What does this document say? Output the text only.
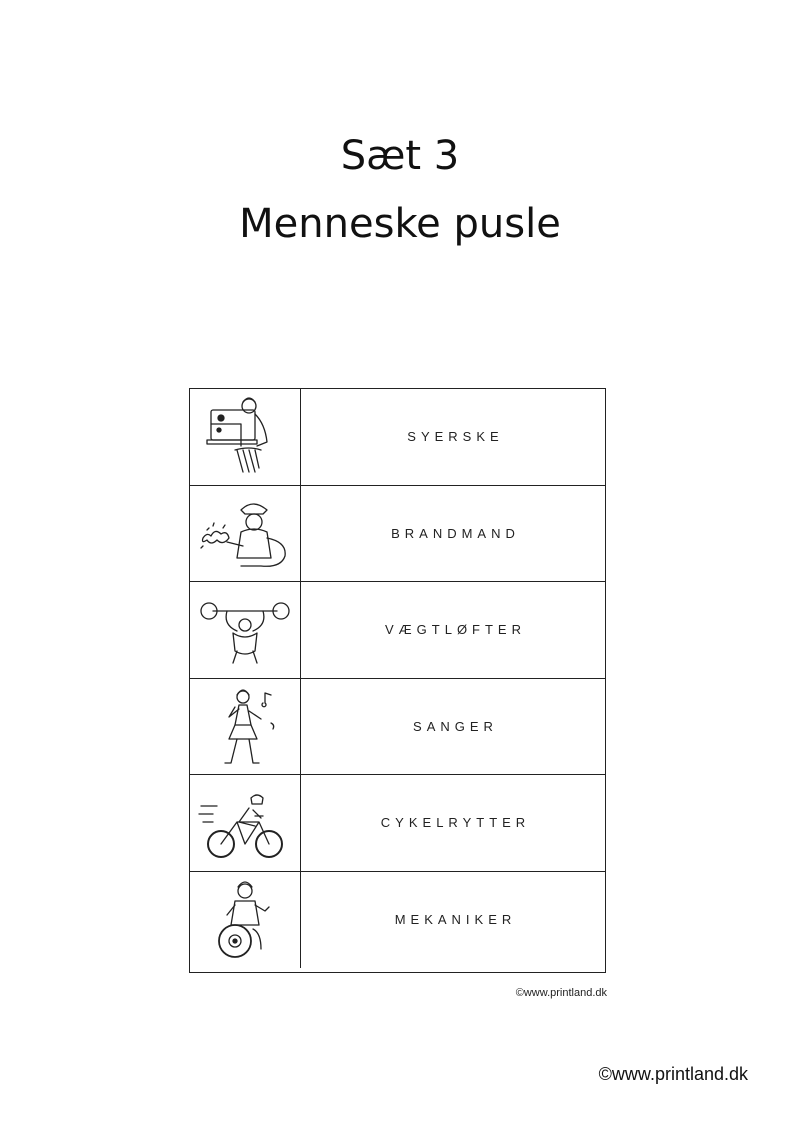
Sæt 3
Menneske pusle
SYERSKE
BRANDMAND
VÆGTLØFTER
SANGER
CYKELRYTTER
MEKANIKER
©www.printland.dk
©www.printland.dk
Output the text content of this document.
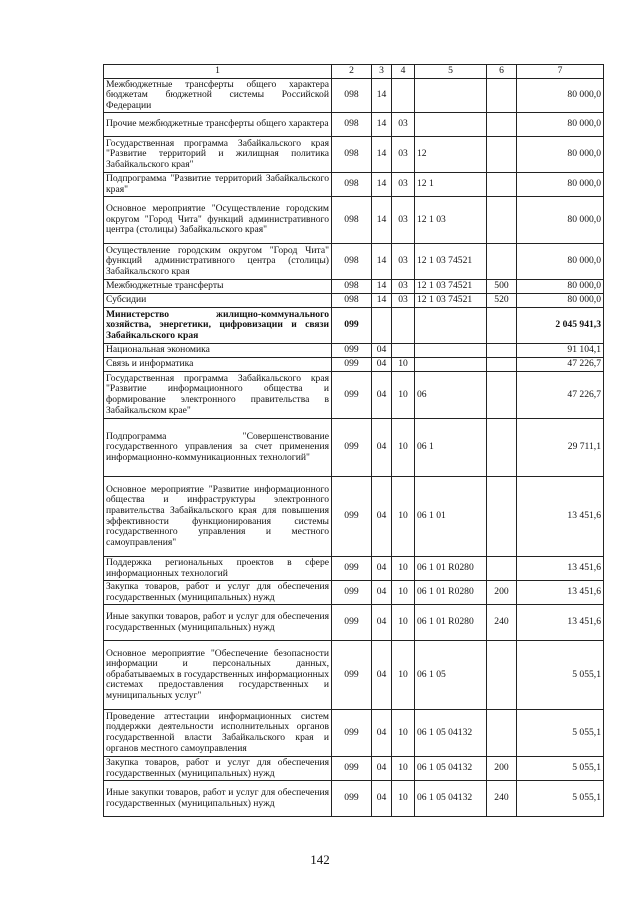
1	2	3	4	5	6	7
Межбюджетные трансферты общего характера бюджетам бюджетной системы Российской Федерации	098	14				80 000,0
Прочие межбюджетные трансферты общего характера	098	14	03			80 000,0
Государственная программа Забайкальского края "Развитие территорий и жилищная политика Забайкальского края"	098	14	03	12		80 000,0
Подпрограмма "Развитие территорий Забайкальского края"	098	14	03	12 1		80 000,0
Основное мероприятие "Осуществление городским округом "Город Чита" функций административного центра (столицы) Забайкальского края"	098	14	03	12 1 03		80 000,0
Осуществление городским округом "Город Чита" функций административного центра (столицы) Забайкальского края	098	14	03	12 1 03 74521		80 000,0
Межбюджетные трансферты	098	14	03	12 1 03 74521	500	80 000,0
Субсидии	098	14	03	12 1 03 74521	520	80 000,0
Министерство жилищно-коммунального хозяйства, энергетики, цифровизации и связи Забайкальского края	099					2 045 941,3
Национальная экономика	099	04				91 104,1
Связь и информатика	099	04	10			47 226,7
Государственная программа Забайкальского края "Развитие информационного общества и формирование электронного правительства в Забайкальском крае"	099	04	10	06		47 226,7
Подпрограмма "Совершенствование государственного управления за счет применения информационно-коммуникационных технологий"	099	04	10	06 1		29 711,1
Основное мероприятие "Развитие информационного общества и инфраструктуры электронного правительства Забайкальского края для повышения эффективности функционирования системы государственного управления и местного самоуправления"	099	04	10	06 1 01		13 451,6
Поддержка региональных проектов в сфере информационных технологий	099	04	10	06 1 01 R0280		13 451,6
Закупка товаров, работ и услуг для обеспечения государственных (муниципальных) нужд	099	04	10	06 1 01 R0280	200	13 451,6
Иные закупки товаров, работ и услуг для обеспечения государственных (муниципальных) нужд	099	04	10	06 1 01 R0280	240	13 451,6
Основное мероприятие "Обеспечение безопасности информации и персональных данных, обрабатываемых в государственных информационных системах предоставления государственных и муниципальных услуг"	099	04	10	06 1 05		5 055,1
Проведение аттестации информационных систем поддержки деятельности исполнительных органов государственной власти Забайкальского края и органов местного самоуправления	099	04	10	06 1 05 04132		5 055,1
Закупка товаров, работ и услуг для обеспечения государственных (муниципальных) нужд	099	04	10	06 1 05 04132	200	5 055,1
Иные закупки товаров, работ и услуг для обеспечения государственных (муниципальных) нужд	099	04	10	06 1 05 04132	240	5 055,1
142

◇ ◇ ◇

▶ EXERCISE BRIEF: Extract each line from the listing that holds the word "округом".

▶ COMPLETED TASK:
Основное мероприятие "Осуществление городским округом "Город Чита" функций административного центра (столицы) Забайкальского края"	098	14	03	12 1 03		80 000,0
Осуществление городским округом "Город Чита" функций административного центра (столицы) Забайкальского края	098	14	03	12 1 03 74521		80 000,0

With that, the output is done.